Exercise instructions:
Locate every line in the records below that contains the word "name", and copy each one.

Dataset rows:
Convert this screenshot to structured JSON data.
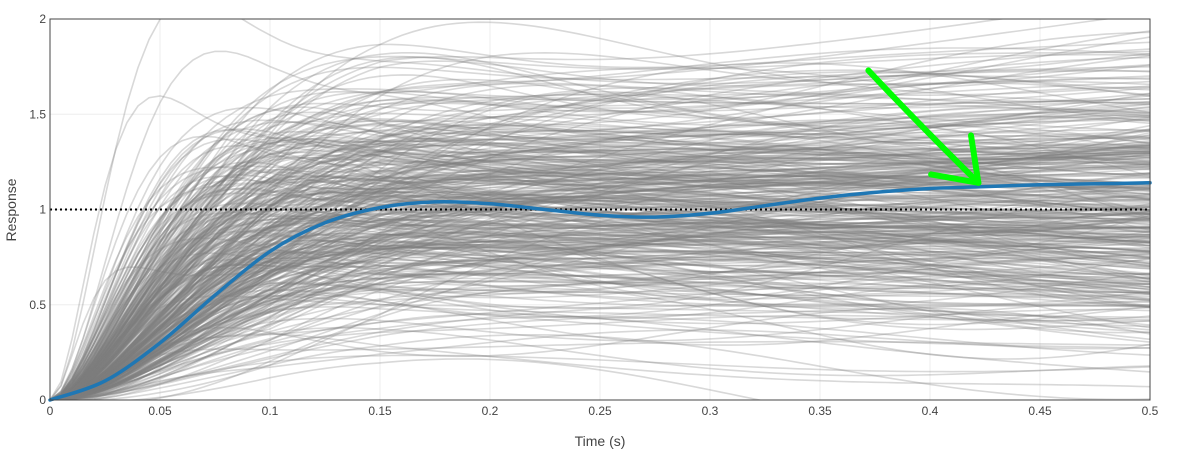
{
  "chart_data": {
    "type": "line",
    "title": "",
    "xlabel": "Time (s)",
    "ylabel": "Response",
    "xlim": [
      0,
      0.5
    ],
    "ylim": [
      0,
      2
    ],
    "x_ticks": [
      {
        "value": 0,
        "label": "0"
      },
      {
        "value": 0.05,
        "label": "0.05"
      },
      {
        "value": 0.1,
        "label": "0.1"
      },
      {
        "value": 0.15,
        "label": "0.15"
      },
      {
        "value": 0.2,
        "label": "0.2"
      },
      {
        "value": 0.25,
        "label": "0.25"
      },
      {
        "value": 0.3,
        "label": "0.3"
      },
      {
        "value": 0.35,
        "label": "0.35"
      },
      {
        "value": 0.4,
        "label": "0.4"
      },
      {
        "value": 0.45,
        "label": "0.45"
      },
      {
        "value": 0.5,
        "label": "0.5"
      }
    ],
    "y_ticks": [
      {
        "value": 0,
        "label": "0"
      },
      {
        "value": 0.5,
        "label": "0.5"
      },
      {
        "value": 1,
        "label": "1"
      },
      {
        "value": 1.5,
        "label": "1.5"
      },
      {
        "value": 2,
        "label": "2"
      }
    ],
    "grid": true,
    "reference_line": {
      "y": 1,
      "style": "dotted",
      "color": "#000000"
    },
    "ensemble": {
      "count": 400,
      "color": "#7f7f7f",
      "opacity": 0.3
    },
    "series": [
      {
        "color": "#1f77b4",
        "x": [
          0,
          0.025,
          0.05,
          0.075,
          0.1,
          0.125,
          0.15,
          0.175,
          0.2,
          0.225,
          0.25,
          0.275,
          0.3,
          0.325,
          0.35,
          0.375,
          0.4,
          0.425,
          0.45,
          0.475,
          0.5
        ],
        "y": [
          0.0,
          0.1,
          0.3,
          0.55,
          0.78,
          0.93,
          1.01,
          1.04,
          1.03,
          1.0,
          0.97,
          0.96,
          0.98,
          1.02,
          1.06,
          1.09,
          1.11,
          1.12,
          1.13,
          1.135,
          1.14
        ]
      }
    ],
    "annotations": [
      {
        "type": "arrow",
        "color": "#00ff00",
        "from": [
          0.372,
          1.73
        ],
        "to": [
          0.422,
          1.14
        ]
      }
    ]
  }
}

==

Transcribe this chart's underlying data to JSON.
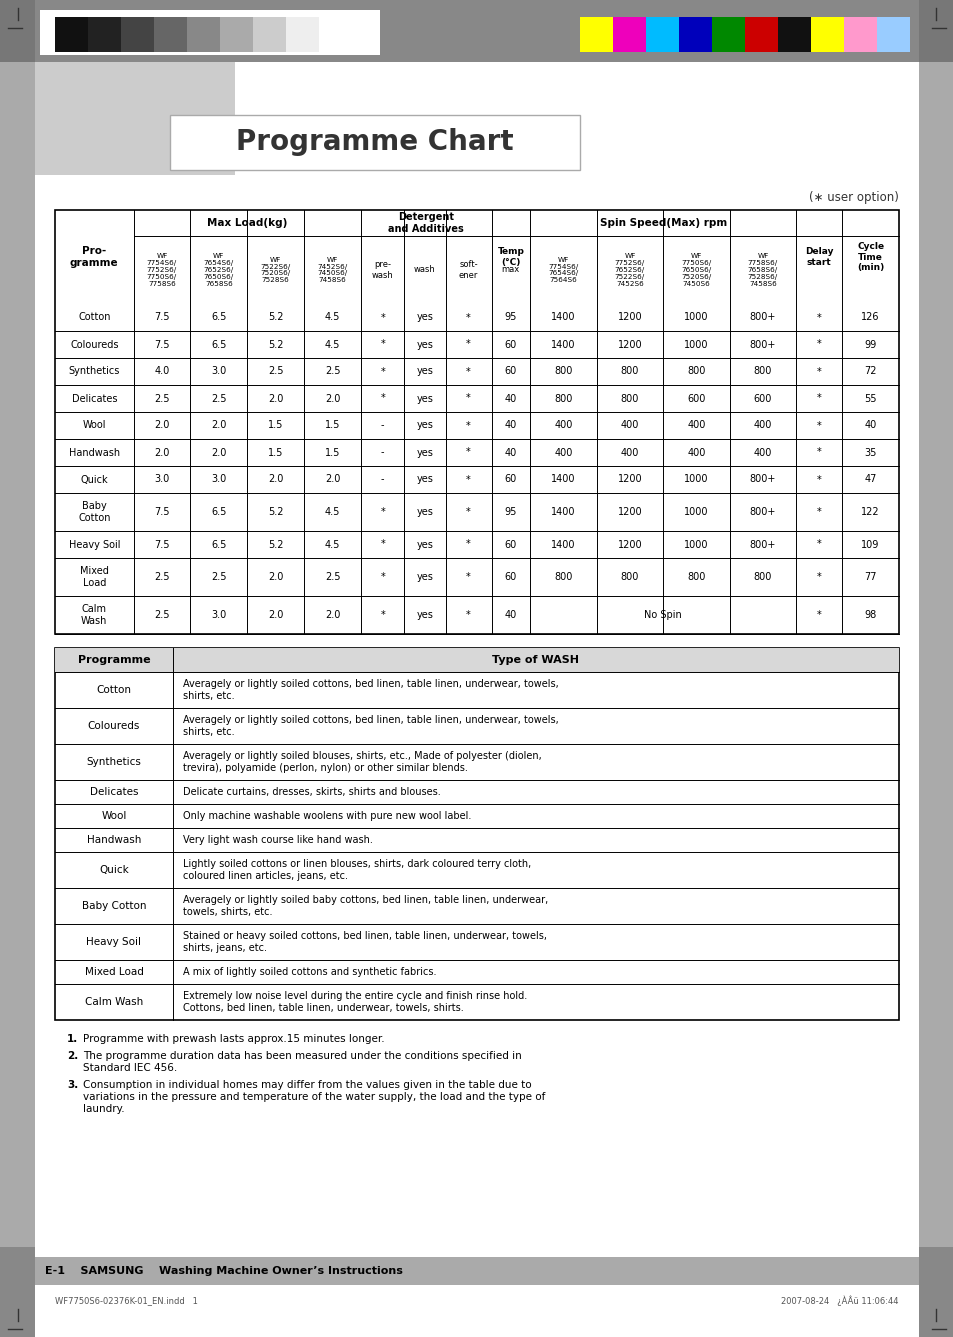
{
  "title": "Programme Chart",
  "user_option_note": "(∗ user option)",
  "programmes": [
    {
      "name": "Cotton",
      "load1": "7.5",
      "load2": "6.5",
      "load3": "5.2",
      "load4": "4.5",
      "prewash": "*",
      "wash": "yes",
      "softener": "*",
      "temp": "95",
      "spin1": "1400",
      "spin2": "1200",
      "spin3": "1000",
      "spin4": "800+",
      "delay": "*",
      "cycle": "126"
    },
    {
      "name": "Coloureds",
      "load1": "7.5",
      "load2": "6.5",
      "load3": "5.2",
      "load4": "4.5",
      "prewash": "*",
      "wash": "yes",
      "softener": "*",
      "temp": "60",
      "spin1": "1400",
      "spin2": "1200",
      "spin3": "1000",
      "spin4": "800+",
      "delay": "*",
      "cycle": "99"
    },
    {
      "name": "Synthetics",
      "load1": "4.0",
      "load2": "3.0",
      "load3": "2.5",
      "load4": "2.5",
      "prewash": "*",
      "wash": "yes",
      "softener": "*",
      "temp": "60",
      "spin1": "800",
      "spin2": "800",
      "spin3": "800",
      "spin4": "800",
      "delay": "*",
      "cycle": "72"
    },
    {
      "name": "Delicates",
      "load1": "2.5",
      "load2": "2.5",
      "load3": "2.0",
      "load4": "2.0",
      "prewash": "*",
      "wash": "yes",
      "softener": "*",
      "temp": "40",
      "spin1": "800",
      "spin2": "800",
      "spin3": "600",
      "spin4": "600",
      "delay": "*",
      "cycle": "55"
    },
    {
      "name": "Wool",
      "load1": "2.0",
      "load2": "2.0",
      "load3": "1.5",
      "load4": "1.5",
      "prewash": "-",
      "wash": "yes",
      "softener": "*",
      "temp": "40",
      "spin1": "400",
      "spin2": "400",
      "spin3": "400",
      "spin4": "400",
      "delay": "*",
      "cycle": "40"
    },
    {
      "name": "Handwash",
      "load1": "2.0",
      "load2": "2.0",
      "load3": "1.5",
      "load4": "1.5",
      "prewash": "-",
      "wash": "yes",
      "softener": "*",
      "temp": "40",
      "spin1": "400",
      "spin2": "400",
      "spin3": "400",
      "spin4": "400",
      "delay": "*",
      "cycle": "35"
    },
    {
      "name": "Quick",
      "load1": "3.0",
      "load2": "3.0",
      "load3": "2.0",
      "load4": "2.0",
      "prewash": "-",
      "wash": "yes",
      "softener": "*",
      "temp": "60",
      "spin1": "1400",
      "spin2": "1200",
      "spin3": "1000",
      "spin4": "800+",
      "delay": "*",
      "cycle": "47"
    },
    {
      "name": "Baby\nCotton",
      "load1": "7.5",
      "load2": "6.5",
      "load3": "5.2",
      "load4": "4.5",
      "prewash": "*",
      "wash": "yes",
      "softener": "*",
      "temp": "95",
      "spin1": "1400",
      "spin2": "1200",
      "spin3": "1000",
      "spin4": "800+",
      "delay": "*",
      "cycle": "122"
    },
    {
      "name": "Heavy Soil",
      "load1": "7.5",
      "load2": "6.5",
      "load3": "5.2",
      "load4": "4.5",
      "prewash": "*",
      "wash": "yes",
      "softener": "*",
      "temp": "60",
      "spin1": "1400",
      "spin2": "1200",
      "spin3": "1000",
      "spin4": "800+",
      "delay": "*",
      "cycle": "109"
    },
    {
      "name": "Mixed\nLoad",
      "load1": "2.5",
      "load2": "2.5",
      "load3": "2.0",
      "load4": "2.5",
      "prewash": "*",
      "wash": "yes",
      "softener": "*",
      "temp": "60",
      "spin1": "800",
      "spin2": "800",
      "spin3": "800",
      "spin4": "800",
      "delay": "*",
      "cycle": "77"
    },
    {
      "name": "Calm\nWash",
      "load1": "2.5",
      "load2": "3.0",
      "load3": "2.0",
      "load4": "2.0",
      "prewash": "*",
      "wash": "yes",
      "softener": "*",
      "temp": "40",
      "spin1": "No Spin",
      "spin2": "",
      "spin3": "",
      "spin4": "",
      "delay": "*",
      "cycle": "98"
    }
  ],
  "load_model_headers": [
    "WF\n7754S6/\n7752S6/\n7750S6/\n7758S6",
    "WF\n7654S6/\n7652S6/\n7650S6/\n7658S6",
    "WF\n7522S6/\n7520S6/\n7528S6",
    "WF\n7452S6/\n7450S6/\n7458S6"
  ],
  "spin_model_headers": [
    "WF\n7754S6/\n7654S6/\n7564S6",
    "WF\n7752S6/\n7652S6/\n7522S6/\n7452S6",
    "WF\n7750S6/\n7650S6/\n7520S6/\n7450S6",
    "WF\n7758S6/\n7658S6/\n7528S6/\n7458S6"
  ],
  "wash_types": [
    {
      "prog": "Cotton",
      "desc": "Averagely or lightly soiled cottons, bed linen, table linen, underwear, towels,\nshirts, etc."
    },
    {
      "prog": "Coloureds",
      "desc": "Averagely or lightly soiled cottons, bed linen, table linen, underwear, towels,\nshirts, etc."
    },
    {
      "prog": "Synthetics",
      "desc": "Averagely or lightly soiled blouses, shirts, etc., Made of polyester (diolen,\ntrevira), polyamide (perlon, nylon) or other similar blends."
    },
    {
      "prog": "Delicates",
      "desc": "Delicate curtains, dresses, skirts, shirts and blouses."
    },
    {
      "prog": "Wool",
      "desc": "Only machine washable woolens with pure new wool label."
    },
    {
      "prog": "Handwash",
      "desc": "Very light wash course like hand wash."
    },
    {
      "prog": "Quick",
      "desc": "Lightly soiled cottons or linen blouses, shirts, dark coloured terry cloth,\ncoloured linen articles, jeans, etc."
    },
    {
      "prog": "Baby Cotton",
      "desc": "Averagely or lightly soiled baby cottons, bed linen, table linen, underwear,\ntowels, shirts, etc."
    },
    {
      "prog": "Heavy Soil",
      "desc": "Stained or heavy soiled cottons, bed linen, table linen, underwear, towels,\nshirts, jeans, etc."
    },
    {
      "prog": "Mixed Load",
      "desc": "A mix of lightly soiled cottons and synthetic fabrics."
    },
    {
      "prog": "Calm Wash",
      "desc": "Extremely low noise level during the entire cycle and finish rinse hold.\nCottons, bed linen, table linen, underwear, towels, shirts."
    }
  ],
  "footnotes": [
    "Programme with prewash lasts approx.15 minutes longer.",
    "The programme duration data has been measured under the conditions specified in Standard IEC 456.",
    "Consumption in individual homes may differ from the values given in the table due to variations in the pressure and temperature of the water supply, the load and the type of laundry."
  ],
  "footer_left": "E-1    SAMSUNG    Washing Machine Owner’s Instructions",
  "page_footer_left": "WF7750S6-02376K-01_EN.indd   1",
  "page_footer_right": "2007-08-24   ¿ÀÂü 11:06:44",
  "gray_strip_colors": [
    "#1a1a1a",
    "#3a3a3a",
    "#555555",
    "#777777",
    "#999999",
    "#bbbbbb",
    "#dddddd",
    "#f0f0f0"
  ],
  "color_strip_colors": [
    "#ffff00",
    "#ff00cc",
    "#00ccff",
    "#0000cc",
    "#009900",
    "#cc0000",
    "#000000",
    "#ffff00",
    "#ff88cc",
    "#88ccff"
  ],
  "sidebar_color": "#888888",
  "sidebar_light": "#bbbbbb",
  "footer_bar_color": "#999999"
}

Expected answer:
      "name": "Cotton",
      "name": "Coloureds",
      "name": "Synthetics",
      "name": "Delicates",
      "name": "Wool",
      "name": "Handwash",
      "name": "Quick",
      "name": "Baby\nCotton",
      "name": "Heavy Soil",
      "name": "Mixed\nLoad",
      "name": "Calm\nWash",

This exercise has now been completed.